**YOUR GOAL**
Reproduce each record below exactly as written.

**RECORDS FOR THE EXERCISE**
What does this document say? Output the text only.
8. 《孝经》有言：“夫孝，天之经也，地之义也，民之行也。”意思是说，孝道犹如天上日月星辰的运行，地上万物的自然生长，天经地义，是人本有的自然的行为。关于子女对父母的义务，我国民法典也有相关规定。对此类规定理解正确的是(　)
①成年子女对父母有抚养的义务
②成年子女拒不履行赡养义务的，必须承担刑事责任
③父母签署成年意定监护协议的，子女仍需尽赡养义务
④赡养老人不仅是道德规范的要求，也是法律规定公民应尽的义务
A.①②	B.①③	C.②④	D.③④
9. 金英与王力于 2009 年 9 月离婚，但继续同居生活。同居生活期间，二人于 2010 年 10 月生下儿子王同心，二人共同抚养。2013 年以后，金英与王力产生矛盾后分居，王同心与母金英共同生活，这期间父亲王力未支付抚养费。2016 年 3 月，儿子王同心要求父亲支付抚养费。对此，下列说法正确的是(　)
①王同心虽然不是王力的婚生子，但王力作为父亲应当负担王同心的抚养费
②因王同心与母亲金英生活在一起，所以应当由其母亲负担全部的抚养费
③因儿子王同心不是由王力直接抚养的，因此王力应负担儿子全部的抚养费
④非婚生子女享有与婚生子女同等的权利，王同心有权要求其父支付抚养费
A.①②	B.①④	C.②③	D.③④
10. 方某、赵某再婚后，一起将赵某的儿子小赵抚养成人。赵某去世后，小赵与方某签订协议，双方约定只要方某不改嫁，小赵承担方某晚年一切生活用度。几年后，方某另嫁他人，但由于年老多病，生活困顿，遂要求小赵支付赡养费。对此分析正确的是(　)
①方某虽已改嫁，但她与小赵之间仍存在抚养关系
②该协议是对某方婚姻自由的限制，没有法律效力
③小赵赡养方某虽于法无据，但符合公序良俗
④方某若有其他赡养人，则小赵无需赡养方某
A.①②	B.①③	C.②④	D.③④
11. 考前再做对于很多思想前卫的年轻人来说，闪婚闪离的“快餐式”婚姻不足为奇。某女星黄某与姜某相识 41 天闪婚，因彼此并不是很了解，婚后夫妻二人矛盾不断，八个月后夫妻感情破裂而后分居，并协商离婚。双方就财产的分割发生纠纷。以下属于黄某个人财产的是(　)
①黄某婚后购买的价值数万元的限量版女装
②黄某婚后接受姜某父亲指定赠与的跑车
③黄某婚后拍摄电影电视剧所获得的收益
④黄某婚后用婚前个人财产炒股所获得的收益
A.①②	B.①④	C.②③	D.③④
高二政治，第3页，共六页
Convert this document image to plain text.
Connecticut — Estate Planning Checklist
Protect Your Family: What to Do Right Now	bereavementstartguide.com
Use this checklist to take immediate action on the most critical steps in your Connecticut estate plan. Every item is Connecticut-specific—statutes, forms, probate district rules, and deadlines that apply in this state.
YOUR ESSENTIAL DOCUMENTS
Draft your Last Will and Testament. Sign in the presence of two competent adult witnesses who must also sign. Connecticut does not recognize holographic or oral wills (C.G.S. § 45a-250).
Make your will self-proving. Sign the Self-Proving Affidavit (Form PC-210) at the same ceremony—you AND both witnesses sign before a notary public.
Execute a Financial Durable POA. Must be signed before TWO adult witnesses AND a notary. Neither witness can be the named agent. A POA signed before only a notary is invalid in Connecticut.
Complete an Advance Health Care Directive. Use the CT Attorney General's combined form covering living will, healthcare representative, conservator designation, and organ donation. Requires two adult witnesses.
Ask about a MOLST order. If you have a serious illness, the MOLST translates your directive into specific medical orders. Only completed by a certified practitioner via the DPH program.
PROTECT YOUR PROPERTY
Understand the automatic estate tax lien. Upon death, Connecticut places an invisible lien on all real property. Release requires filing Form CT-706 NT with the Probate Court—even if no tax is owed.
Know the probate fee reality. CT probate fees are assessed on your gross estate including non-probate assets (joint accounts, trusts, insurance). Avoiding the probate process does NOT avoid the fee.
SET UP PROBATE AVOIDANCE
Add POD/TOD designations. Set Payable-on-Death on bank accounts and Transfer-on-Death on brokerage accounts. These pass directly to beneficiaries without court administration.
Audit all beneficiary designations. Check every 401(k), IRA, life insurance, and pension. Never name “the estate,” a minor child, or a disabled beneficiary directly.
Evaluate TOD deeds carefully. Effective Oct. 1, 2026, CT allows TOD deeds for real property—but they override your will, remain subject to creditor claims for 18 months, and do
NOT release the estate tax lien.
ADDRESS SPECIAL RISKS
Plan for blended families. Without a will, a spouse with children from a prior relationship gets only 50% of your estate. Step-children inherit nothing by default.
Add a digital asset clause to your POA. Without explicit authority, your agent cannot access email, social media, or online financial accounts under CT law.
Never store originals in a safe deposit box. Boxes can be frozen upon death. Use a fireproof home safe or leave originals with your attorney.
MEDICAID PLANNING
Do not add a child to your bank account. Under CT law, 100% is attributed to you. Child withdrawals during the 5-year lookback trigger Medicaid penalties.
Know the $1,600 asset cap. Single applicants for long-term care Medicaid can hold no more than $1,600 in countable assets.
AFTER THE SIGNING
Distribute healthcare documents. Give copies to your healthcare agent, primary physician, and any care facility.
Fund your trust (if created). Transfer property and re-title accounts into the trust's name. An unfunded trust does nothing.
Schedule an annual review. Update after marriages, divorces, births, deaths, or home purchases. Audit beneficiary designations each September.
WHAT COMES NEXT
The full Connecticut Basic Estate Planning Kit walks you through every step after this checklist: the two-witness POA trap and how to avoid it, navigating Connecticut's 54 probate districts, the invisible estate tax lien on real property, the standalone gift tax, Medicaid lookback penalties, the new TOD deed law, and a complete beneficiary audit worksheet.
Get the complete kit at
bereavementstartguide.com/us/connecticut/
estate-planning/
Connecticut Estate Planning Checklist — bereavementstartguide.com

**OUTPUT FOR THIS EXERCISE**
What does this document say? Output the text only.
8. 《孝经》有言：“夫孝，天之经也，地之义也，民之行也。”意思是说，孝道犹如天上日月星辰的运行，地上万物的自然生长，天经地义，是人本有的自然的行为。关于子女对父母的义务，我国民法典也有相关规定。对此类规定理解正确的是(　)
①成年子女对父母有抚养的义务
②成年子女拒不履行赡养义务的，必须承担刑事责任
③父母签署成年意定监护协议的，子女仍需尽赡养义务
④赡养老人不仅是道德规范的要求，也是法律规定公民应尽的义务
A.①②	B.①③	C.②④	D.③④
9. 金英与王力于 2009 年 9 月离婚，但继续同居生活。同居生活期间，二人于 2010 年 10 月生下儿子王同心，二人共同抚养。2013 年以后，金英与王力产生矛盾后分居，王同心与母金英共同生活，这期间父亲王力未支付抚养费。2016 年 3 月，儿子王同心要求父亲支付抚养费。对此，下列说法正确的是(　)
①王同心虽然不是王力的婚生子，但王力作为父亲应当负担王同心的抚养费
②因王同心与母亲金英生活在一起，所以应当由其母亲负担全部的抚养费
③因儿子王同心不是由王力直接抚养的，因此王力应负担儿子全部的抚养费
④非婚生子女享有与婚生子女同等的权利，王同心有权要求其父支付抚养费
A.①②	B.①④	C.②③	D.③④
10. 方某、赵某再婚后，一起将赵某的儿子小赵抚养成人。赵某去世后，小赵与方某签订协议，双方约定只要方某不改嫁，小赵承担方某晚年一切生活用度。几年后，方某另嫁他人，但由于年老多病，生活困顿，遂要求小赵支付赡养费。对此分析正确的是(　)
①方某虽已改嫁，但她与小赵之间仍存在抚养关系
②该协议是对某方婚姻自由的限制，没有法律效力
③小赵赡养方某虽于法无据，但符合公序良俗
④方某若有其他赡养人，则小赵无需赡养方某
A.①②	B.①③	C.②④	D.③④
11. 考前再做对于很多思想前卫的年轻人来说，闪婚闪离的“快餐式”婚姻不足为奇。某女星黄某与姜某相识 41 天闪婚，因彼此并不是很了解，婚后夫妻二人矛盾不断，八个月后夫妻感情破裂而后分居，并协商离婚。双方就财产的分割发生纠纷。以下属于黄某个人财产的是(　)
①黄某婚后购买的价值数万元的限量版女装
②黄某婚后接受姜某父亲指定赠与的跑车
③黄某婚后拍摄电影电视剧所获得的收益
④黄某婚后用婚前个人财产炒股所获得的收益
A.①②	B.①④	C.②③	D.③④
高二政治，第3页，共六页
Convert this document image to plain text.
Connecticut — Estate Planning Checklist
Protect Your Family: What to Do Right Now	bereavementstartguide.com
Use this checklist to take immediate action on the most critical steps in your Connecticut estate plan. Every item is Connecticut-specific—statutes, forms, probate district rules, and deadlines that apply in this state.
YOUR ESSENTIAL DOCUMENTS
Draft your Last Will and Testament. Sign in the presence of two competent adult witnesses who must also sign. Connecticut does not recognize holographic or oral wills (C.G.S. § 45a-250).
Make your will self-proving. Sign the Self-Proving Affidavit (Form PC-210) at the same ceremony—you AND both witnesses sign before a notary public.
Execute a Financial Durable POA. Must be signed before TWO adult witnesses AND a notary. Neither witness can be the named agent. A POA signed before only a notary is invalid in Connecticut.
Complete an Advance Health Care Directive. Use the CT Attorney General's combined form covering living will, healthcare representative, conservator designation, and organ donation. Requires two adult witnesses.
Ask about a MOLST order. If you have a serious illness, the MOLST translates your directive into specific medical orders. Only completed by a certified practitioner via the DPH program.
PROTECT YOUR PROPERTY
Understand the automatic estate tax lien. Upon death, Connecticut places an invisible lien on all real property. Release requires filing Form CT-706 NT with the Probate Court—even if no tax is owed.
Know the probate fee reality. CT probate fees are assessed on your gross estate including non-probate assets (joint accounts, trusts, insurance). Avoiding the probate process does NOT avoid the fee.
SET UP PROBATE AVOIDANCE
Add POD/TOD designations. Set Payable-on-Death on bank accounts and Transfer-on-Death on brokerage accounts. These pass directly to beneficiaries without court administration.
Audit all beneficiary designations. Check every 401(k), IRA, life insurance, and pension. Never name “the estate,” a minor child, or a disabled beneficiary directly.
Evaluate TOD deeds carefully. Effective Oct. 1, 2026, CT allows TOD deeds for real property—but they override your will, remain subject to creditor claims for 18 months, and do
NOT release the estate tax lien.
ADDRESS SPECIAL RISKS
Plan for blended families. Without a will, a spouse with children from a prior relationship gets only 50% of your estate. Step-children inherit nothing by default.
Add a digital asset clause to your POA. Without explicit authority, your agent cannot access email, social media, or online financial accounts under CT law.
Never store originals in a safe deposit box. Boxes can be frozen upon death. Use a fireproof home safe or leave originals with your attorney.
MEDICAID PLANNING
Do not add a child to your bank account. Under CT law, 100% is attributed to you. Child withdrawals during the 5-year lookback trigger Medicaid penalties.
Know the $1,600 asset cap. Single applicants for long-term care Medicaid can hold no more than $1,600 in countable assets.
AFTER THE SIGNING
Distribute healthcare documents. Give copies to your healthcare agent, primary physician, and any care facility.
Fund your trust (if created). Transfer property and re-title accounts into the trust's name. An unfunded trust does nothing.
Schedule an annual review. Update after marriages, divorces, births, deaths, or home purchases. Audit beneficiary designations each September.
WHAT COMES NEXT
The full Connecticut Basic Estate Planning Kit walks you through every step after this checklist: the two-witness POA trap and how to avoid it, navigating Connecticut's 54 probate districts, the invisible estate tax lien on real property, the standalone gift tax, Medicaid lookback penalties, the new TOD deed law, and a complete beneficiary audit worksheet.
Get the complete kit at
bereavementstartguide.com/us/connecticut/
estate-planning/
Connecticut Estate Planning Checklist — bereavementstartguide.com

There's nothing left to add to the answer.